Records from a collection of figures
++++++++++++++++++++
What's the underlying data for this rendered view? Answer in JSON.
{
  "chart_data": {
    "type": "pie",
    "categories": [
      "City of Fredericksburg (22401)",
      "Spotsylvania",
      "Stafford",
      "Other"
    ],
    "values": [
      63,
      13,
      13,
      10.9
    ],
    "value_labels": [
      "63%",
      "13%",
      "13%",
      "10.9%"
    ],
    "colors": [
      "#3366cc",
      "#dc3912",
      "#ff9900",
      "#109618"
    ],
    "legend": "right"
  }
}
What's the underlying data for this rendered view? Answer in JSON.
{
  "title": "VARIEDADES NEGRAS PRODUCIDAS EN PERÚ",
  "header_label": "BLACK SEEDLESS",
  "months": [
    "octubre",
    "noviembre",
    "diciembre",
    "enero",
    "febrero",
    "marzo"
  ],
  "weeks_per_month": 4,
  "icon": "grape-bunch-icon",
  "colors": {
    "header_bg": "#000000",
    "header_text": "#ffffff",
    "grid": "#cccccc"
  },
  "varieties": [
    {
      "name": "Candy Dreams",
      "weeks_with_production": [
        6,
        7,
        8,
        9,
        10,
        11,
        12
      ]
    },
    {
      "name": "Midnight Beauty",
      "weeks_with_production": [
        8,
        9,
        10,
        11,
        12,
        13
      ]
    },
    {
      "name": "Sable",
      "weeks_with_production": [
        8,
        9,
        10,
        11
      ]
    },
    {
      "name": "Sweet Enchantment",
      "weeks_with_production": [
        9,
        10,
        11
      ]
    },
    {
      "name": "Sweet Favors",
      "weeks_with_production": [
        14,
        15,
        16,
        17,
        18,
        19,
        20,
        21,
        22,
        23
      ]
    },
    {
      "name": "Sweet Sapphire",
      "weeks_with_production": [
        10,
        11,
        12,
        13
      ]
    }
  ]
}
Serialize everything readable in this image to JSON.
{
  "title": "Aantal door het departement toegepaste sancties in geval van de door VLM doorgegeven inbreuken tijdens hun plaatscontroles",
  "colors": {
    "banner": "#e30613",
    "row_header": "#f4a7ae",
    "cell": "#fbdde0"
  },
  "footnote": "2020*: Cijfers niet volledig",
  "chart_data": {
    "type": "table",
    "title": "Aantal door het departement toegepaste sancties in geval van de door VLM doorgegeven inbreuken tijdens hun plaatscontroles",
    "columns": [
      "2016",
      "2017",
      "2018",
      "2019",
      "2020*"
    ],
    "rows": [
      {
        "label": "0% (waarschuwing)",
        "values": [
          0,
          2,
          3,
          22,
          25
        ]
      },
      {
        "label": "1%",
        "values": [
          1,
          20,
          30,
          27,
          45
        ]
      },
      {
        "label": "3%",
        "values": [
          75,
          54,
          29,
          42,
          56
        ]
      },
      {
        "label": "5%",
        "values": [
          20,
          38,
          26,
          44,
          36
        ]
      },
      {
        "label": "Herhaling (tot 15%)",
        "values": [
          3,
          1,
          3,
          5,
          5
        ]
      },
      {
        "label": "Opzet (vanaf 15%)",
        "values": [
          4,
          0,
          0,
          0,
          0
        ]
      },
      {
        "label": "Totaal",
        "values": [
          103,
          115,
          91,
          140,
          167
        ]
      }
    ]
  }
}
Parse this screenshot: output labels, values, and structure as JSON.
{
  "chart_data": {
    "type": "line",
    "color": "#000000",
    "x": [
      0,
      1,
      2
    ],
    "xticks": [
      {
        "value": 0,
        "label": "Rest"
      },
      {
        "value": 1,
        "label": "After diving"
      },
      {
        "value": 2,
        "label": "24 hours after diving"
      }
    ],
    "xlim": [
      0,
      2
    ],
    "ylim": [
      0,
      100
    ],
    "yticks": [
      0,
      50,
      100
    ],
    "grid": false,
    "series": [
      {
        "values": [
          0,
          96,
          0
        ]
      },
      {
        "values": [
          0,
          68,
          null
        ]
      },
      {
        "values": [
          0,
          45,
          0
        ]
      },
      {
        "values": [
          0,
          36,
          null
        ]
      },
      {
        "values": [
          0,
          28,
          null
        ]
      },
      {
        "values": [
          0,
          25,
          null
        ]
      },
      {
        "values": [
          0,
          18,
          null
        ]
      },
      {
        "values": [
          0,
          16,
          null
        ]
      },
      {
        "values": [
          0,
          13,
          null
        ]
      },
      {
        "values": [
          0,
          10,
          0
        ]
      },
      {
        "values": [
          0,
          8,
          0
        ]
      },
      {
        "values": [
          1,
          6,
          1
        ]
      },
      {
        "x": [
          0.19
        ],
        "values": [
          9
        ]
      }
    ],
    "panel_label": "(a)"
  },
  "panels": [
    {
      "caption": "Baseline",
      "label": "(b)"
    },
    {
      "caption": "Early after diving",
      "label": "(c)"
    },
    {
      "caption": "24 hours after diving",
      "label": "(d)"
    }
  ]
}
++++++++++++++++++++
Restate the data above exactly, keeping each word as it stands.

Exercise result –
What's the underlying data for this rendered view? Answer in JSON.
{
  "chart_data": {
    "type": "pie",
    "categories": [
      "City of Fredericksburg (22401)",
      "Spotsylvania",
      "Stafford",
      "Other"
    ],
    "values": [
      63,
      13,
      13,
      10.9
    ],
    "value_labels": [
      "63%",
      "13%",
      "13%",
      "10.9%"
    ],
    "colors": [
      "#3366cc",
      "#dc3912",
      "#ff9900",
      "#109618"
    ],
    "legend": "right"
  }
}
What's the underlying data for this rendered view? Answer in JSON.
{
  "title": "VARIEDADES NEGRAS PRODUCIDAS EN PERÚ",
  "header_label": "BLACK SEEDLESS",
  "months": [
    "octubre",
    "noviembre",
    "diciembre",
    "enero",
    "febrero",
    "marzo"
  ],
  "weeks_per_month": 4,
  "icon": "grape-bunch-icon",
  "colors": {
    "header_bg": "#000000",
    "header_text": "#ffffff",
    "grid": "#cccccc"
  },
  "varieties": [
    {
      "name": "Candy Dreams",
      "weeks_with_production": [
        6,
        7,
        8,
        9,
        10,
        11,
        12
      ]
    },
    {
      "name": "Midnight Beauty",
      "weeks_with_production": [
        8,
        9,
        10,
        11,
        12,
        13
      ]
    },
    {
      "name": "Sable",
      "weeks_with_production": [
        8,
        9,
        10,
        11
      ]
    },
    {
      "name": "Sweet Enchantment",
      "weeks_with_production": [
        9,
        10,
        11
      ]
    },
    {
      "name": "Sweet Favors",
      "weeks_with_production": [
        14,
        15,
        16,
        17,
        18,
        19,
        20,
        21,
        22,
        23
      ]
    },
    {
      "name": "Sweet Sapphire",
      "weeks_with_production": [
        10,
        11,
        12,
        13
      ]
    }
  ]
}
Serialize everything readable in this image to JSON.
{
  "title": "Aantal door het departement toegepaste sancties in geval van de door VLM doorgegeven inbreuken tijdens hun plaatscontroles",
  "colors": {
    "banner": "#e30613",
    "row_header": "#f4a7ae",
    "cell": "#fbdde0"
  },
  "footnote": "2020*: Cijfers niet volledig",
  "chart_data": {
    "type": "table",
    "title": "Aantal door het departement toegepaste sancties in geval van de door VLM doorgegeven inbreuken tijdens hun plaatscontroles",
    "columns": [
      "2016",
      "2017",
      "2018",
      "2019",
      "2020*"
    ],
    "rows": [
      {
        "label": "0% (waarschuwing)",
        "values": [
          0,
          2,
          3,
          22,
          25
        ]
      },
      {
        "label": "1%",
        "values": [
          1,
          20,
          30,
          27,
          45
        ]
      },
      {
        "label": "3%",
        "values": [
          75,
          54,
          29,
          42,
          56
        ]
      },
      {
        "label": "5%",
        "values": [
          20,
          38,
          26,
          44,
          36
        ]
      },
      {
        "label": "Herhaling (tot 15%)",
        "values": [
          3,
          1,
          3,
          5,
          5
        ]
      },
      {
        "label": "Opzet (vanaf 15%)",
        "values": [
          4,
          0,
          0,
          0,
          0
        ]
      },
      {
        "label": "Totaal",
        "values": [
          103,
          115,
          91,
          140,
          167
        ]
      }
    ]
  }
}
Parse this screenshot: output labels, values, and structure as JSON.
{
  "chart_data": {
    "type": "line",
    "color": "#000000",
    "x": [
      0,
      1,
      2
    ],
    "xticks": [
      {
        "value": 0,
        "label": "Rest"
      },
      {
        "value": 1,
        "label": "After diving"
      },
      {
        "value": 2,
        "label": "24 hours after diving"
      }
    ],
    "xlim": [
      0,
      2
    ],
    "ylim": [
      0,
      100
    ],
    "yticks": [
      0,
      50,
      100
    ],
    "grid": false,
    "series": [
      {
        "values": [
          0,
          96,
          0
        ]
      },
      {
        "values": [
          0,
          68,
          null
        ]
      },
      {
        "values": [
          0,
          45,
          0
        ]
      },
      {
        "values": [
          0,
          36,
          null
        ]
      },
      {
        "values": [
          0,
          28,
          null
        ]
      },
      {
        "values": [
          0,
          25,
          null
        ]
      },
      {
        "values": [
          0,
          18,
          null
        ]
      },
      {
        "values": [
          0,
          16,
          null
        ]
      },
      {
        "values": [
          0,
          13,
          null
        ]
      },
      {
        "values": [
          0,
          10,
          0
        ]
      },
      {
        "values": [
          0,
          8,
          0
        ]
      },
      {
        "values": [
          1,
          6,
          1
        ]
      },
      {
        "x": [
          0.19
        ],
        "values": [
          9
        ]
      }
    ],
    "panel_label": "(a)"
  },
  "panels": [
    {
      "caption": "Baseline",
      "label": "(b)"
    },
    {
      "caption": "Early after diving",
      "label": "(c)"
    },
    {
      "caption": "24 hours after diving",
      "label": "(d)"
    }
  ]
}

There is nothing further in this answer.